SET TASK 1 ->
Present everything in the records from the line containing "Text: CH₃: CH₃: [230, 97, 252, 107]" down to the line containing "Annotate this image: element" as a numbered list, both ends included and blank lines omitted.

════════

In this guest post, Derek Tharp – our Research Associate at Kitces.com, and a Ph.D. candidate in the financial planning program at Kansas State University

–provides a few Excel productivity tips for financial advisors, including how to quickly do time-value-of money calculations using built-in formulas, discounted cash flow analyses for evaluating Social Security and pension strategies, as well as some practical keyboard shortcuts for navigating Excel more efficiently.And so, whether you are relatively new to Excel and want to learn some things for the first time, use it regularly and might want to polish up on some shortcuts to gets things done more efficiently, or need a resource to pass along to associate planners and other individuals in your firm who may have less experience with Excel… I hope that you find this guest post from Derek to be helpful!

════════

SET TASK 2 ->
Retype the guest post introduction in full, word for word.

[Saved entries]
════════

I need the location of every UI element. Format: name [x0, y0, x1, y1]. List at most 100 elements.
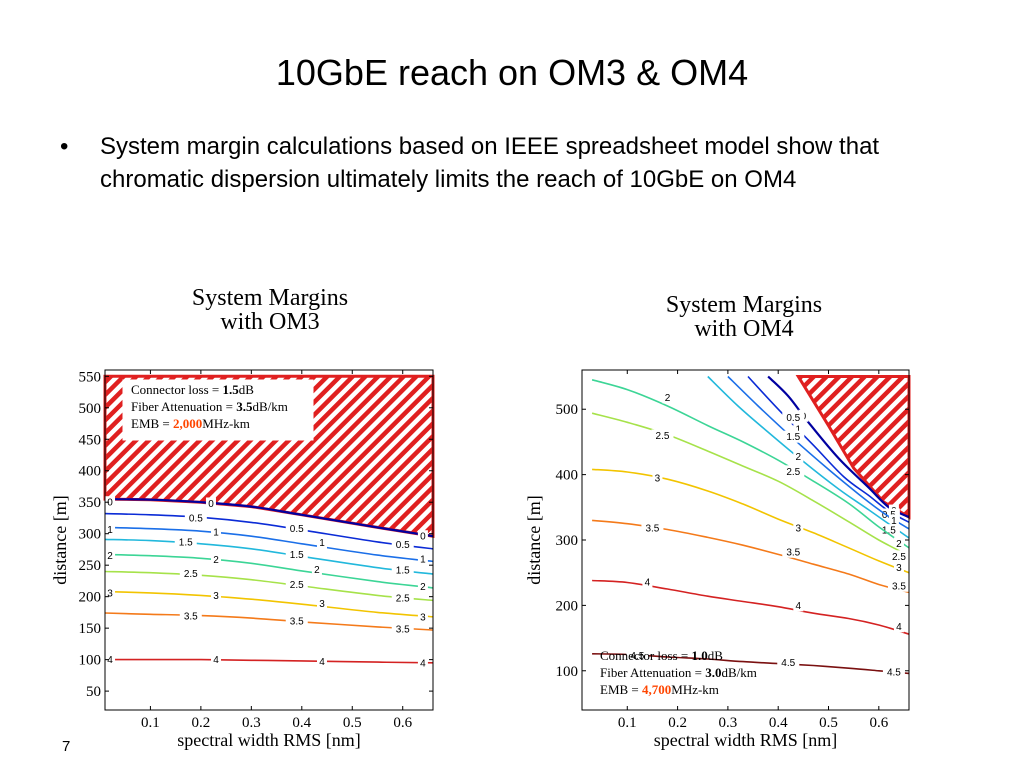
contour-label-0.5: 0.5 — [396, 540, 410, 551]
contour-label-bg — [893, 620, 904, 633]
contour-label-0: 0 — [107, 498, 113, 509]
y-tick-label: 550 — [79, 369, 102, 385]
contour-label-bg — [777, 656, 800, 669]
x-tick-label: 0.6 — [393, 715, 412, 731]
contour-label-4.5: 4.5 — [630, 651, 644, 662]
contour-label-1.5: 1.5 — [290, 550, 304, 561]
contour-label-bg — [782, 465, 805, 478]
contour-label-bg — [793, 522, 804, 535]
y-tick-label: 500 — [556, 402, 579, 418]
y-tick-label: 400 — [79, 464, 102, 480]
contour-label-bg — [793, 599, 804, 612]
contour-label-4: 4 — [213, 655, 219, 666]
contour-label-0: 0 — [208, 499, 214, 510]
contour-label-bg — [641, 522, 664, 535]
contour-label-0: 0 — [420, 532, 426, 543]
x-axis-label: spectral width RMS [nm] — [177, 730, 360, 750]
chart-title-om3-line2: with OM3 — [220, 309, 320, 335]
contour-line-2.5 — [104, 570, 434, 602]
contour-label-2.5: 2.5 — [290, 580, 304, 591]
contour-label-4: 4 — [107, 655, 113, 666]
contour-label-bg — [782, 411, 805, 424]
contour-label-bg — [211, 653, 222, 666]
x-tick-label: 0.1 — [618, 715, 637, 731]
contour-label-3.5: 3.5 — [645, 524, 659, 535]
contour-label-4: 4 — [796, 601, 802, 612]
contour-label-bg — [105, 523, 116, 536]
y-tick-label: 400 — [556, 468, 579, 484]
x-tick-label: 0.5 — [819, 715, 838, 731]
contour-label-4.5: 4.5 — [887, 668, 901, 679]
contour-line-1 — [104, 526, 434, 563]
contour-label-3: 3 — [319, 599, 325, 610]
contour-label-3: 3 — [213, 591, 219, 602]
contour-label-0.5: 0.5 — [786, 413, 800, 424]
x-tick-label: 0.4 — [769, 715, 788, 731]
contour-line-3.5 — [104, 612, 434, 631]
contour-label-bg — [652, 471, 663, 484]
contour-label-bg — [642, 575, 653, 588]
y-tick-label: 100 — [79, 653, 102, 669]
x-tick-label: 0.4 — [292, 715, 311, 731]
contour-label-bg — [311, 563, 322, 576]
chart-title-om4: System Margins with OM4 — [594, 293, 894, 341]
contour-label-2: 2 — [420, 582, 426, 593]
parameter-note: Connector loss = 1.5dB Fiber Attenuation … — [122, 379, 314, 441]
contour-label-bg — [285, 548, 308, 561]
contour-label-3.5: 3.5 — [184, 612, 198, 623]
bullet-marker: • — [60, 133, 69, 160]
y-tick-label: 500 — [79, 401, 102, 417]
contour-label-1: 1 — [420, 554, 426, 565]
contour-label-2: 2 — [796, 452, 802, 463]
contour-line-3 — [104, 590, 434, 618]
contour-label-bg — [316, 536, 327, 549]
contour-label-bg — [211, 525, 222, 538]
contour-label-2: 2 — [665, 393, 671, 404]
contour-label-1: 1 — [107, 525, 113, 536]
x-tick-label: 0.6 — [869, 715, 888, 731]
chart-title-om4-line2: with OM4 — [694, 316, 794, 342]
contour-label-bg — [285, 615, 308, 628]
contour-label-bg — [417, 580, 428, 593]
contour-line-2 — [104, 553, 434, 589]
contour-label-bg — [105, 549, 116, 562]
chart-om4: 000.50.5111.51.52222.52.52.53333.53.53.5… — [524, 369, 911, 750]
fiber-attenuation-text: Fiber Attenuation = 3.5dB/km — [131, 399, 288, 414]
contour-label-bg — [417, 656, 428, 669]
y-tick-label: 150 — [79, 621, 102, 637]
y-tick-label: 300 — [79, 527, 102, 543]
contour-label-0.5: 0.5 — [290, 524, 304, 535]
contour-label-bg — [391, 564, 414, 577]
bullet-point: • System margin calculations based on IE… — [60, 130, 980, 196]
contour-line-1.5 — [707, 375, 910, 539]
contour-label-bg — [316, 655, 327, 668]
contour-line-4 — [105, 658, 434, 664]
contour-label-3: 3 — [655, 473, 661, 484]
contour-label-bg — [793, 422, 804, 435]
y-tick-label: 250 — [79, 558, 102, 574]
y-tick-label: 450 — [79, 432, 102, 448]
contour-label-3.5: 3.5 — [290, 617, 304, 628]
y-tick-label: 200 — [556, 598, 579, 614]
contour-label-2: 2 — [213, 555, 219, 566]
contour-label-bg — [211, 553, 222, 566]
x-tick-label: 0.3 — [719, 715, 738, 731]
contour-label-bg — [887, 579, 910, 592]
connector-loss-text: Connector loss = 1.0dB — [600, 648, 723, 663]
contour-label-1.5: 1.5 — [786, 432, 800, 443]
plot-frame — [104, 369, 434, 711]
y-tick-label: 50 — [86, 684, 101, 700]
y-axis-label: distance [m] — [524, 495, 544, 584]
contour-line-2.5 — [591, 412, 910, 557]
bullet-text: System margin calculations based on IEEE… — [100, 133, 880, 193]
contour-label-bg — [417, 552, 428, 565]
contour-label-bg — [882, 666, 905, 679]
contour-line-0.5 — [104, 512, 434, 550]
contour-label-bg — [417, 530, 428, 543]
contour-label-2.5: 2.5 — [892, 552, 906, 563]
contour-label-bg — [888, 514, 899, 527]
contour-label-bg — [887, 550, 910, 563]
contour-label-bg — [205, 497, 216, 510]
contour-label-2: 2 — [314, 565, 320, 576]
chart-title-om4-line1: System Margins — [665, 292, 823, 318]
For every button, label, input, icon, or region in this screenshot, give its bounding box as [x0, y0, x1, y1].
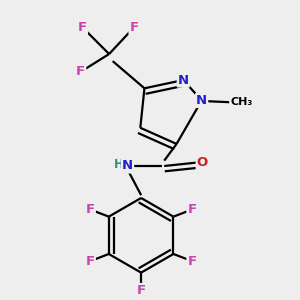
Text: CH₃: CH₃: [230, 97, 252, 107]
Text: O: O: [196, 156, 208, 169]
Text: N: N: [178, 74, 189, 86]
Text: F: F: [76, 65, 85, 78]
Text: F: F: [188, 255, 196, 268]
Text: F: F: [78, 21, 87, 34]
Text: F: F: [136, 284, 146, 297]
Text: F: F: [188, 203, 196, 216]
Text: N: N: [196, 94, 207, 107]
Text: N: N: [122, 160, 133, 172]
Text: F: F: [86, 255, 95, 268]
Text: H: H: [114, 158, 124, 171]
Text: F: F: [129, 21, 139, 34]
Text: F: F: [86, 203, 95, 216]
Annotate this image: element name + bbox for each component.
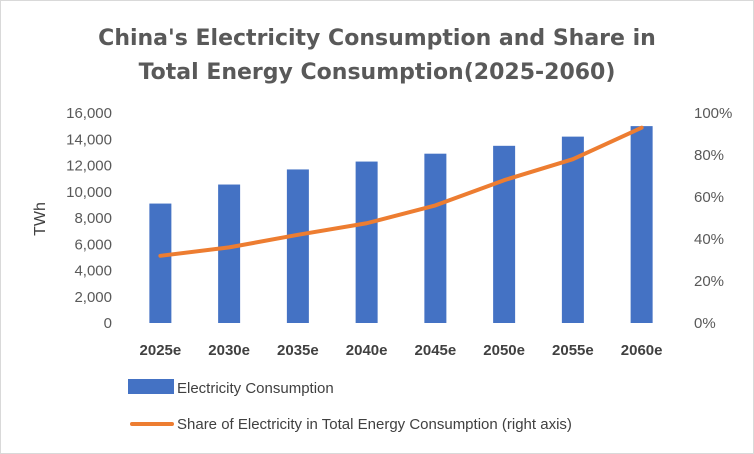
bar (631, 126, 653, 323)
bar (562, 137, 584, 323)
plot-area: 0 2,000 4,000 6,000 8,000 10,000 12,000 14,000 1… (66, 105, 732, 359)
chart: China's Electricity Consumption and Shar… (0, 0, 754, 454)
y-tick-label: 14,000 (66, 131, 112, 148)
y-tick-label: 16,000 (66, 105, 112, 122)
legend-label-line: Share of Electricity in Total Energy Con… (177, 416, 572, 433)
chart-title-line-2: Total Energy Consumption(2025-2060) (139, 60, 616, 85)
y-tick-label: 0 (104, 315, 112, 332)
bar (218, 185, 240, 323)
y2-tick-label: 40% (694, 231, 724, 248)
x-tick-label: 2045e (415, 342, 457, 359)
y2-tick-label: 60% (694, 189, 724, 206)
x-tick-label: 2050e (483, 342, 525, 359)
y2-tick-label: 0% (694, 315, 716, 332)
chart-title-line-1: China's Electricity Consumption and Shar… (98, 26, 656, 51)
bar (356, 162, 378, 323)
y2-tick-label: 100% (694, 105, 732, 122)
x-tick-label: 2060e (621, 342, 663, 359)
legend: Electricity Consumption Share of Electric… (128, 379, 572, 433)
x-tick-label: 2035e (277, 342, 319, 359)
y-tick-label: 6,000 (74, 236, 112, 253)
bar (493, 146, 515, 323)
y-tick-label: 2,000 (74, 289, 112, 306)
x-tick-label: 2030e (208, 342, 250, 359)
bar (424, 154, 446, 323)
y-tick-label: 10,000 (66, 184, 112, 201)
legend-swatch-bar (128, 379, 174, 394)
bar (287, 169, 309, 323)
y-tick-label: 4,000 (74, 263, 112, 280)
y2-tick-label: 80% (694, 147, 724, 164)
y-tick-label: 8,000 (74, 210, 112, 227)
legend-label-bar: Electricity Consumption (177, 380, 334, 397)
y2-tick-label: 20% (694, 273, 724, 290)
x-tick-label: 2025e (140, 342, 182, 359)
y-axis-title: TWh (32, 202, 49, 236)
x-tick-label: 2040e (346, 342, 388, 359)
x-tick-label: 2055e (552, 342, 594, 359)
bar (149, 204, 171, 323)
y-tick-label: 12,000 (66, 158, 112, 175)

════════

TASK OUTPUT 1 ->
1. Text: CH₃: CH₃: [230, 97, 252, 107]
2. Text: O: O: [196, 156, 208, 169]
3. Text: N: N: [178, 74, 189, 86]
4. Text: F: F: [76, 65, 85, 78]
5. Text: F: F: [188, 255, 196, 268]
6. Text: F: F: [78, 21, 87, 34]
7. Text: F: F: [136, 284, 146, 297]
8. Text: F: F: [188, 203, 196, 216]
9. Text: N: N: [196, 94, 207, 107]
10. Text: N: N: [122, 160, 133, 172]
11. Text: F: F: [86, 255, 95, 268]
12. Text: H: H: [114, 158, 124, 171]
13. Text: F: F: [129, 21, 139, 34]
14. Text: F: F: [86, 203, 95, 216]
15. Annotate this image: element name + bbox for each component.

TASK OUTPUT 2 ->
In this guest post, Derek Tharp – our Research Associate at Kitces.com, and a Ph.D. candidate in the financial planning program at Kansas State University

–provides a few Excel productivity tips for financial advisors, including how to quickly do time-value-of money calculations using built-in formulas, discounted cash flow analyses for evaluating Social Security and pension strategies, as well as some practical keyboard shortcuts for navigating Excel more efficiently.And so, whether you are relatively new to Excel and want to learn some things for the first time, use it regularly and might want to polish up on some shortcuts to gets things done more efficiently, or need a resource to pass along to associate planners and other individuals in your firm who may have less experience with Excel… I hope that you find this guest post from Derek to be helpful!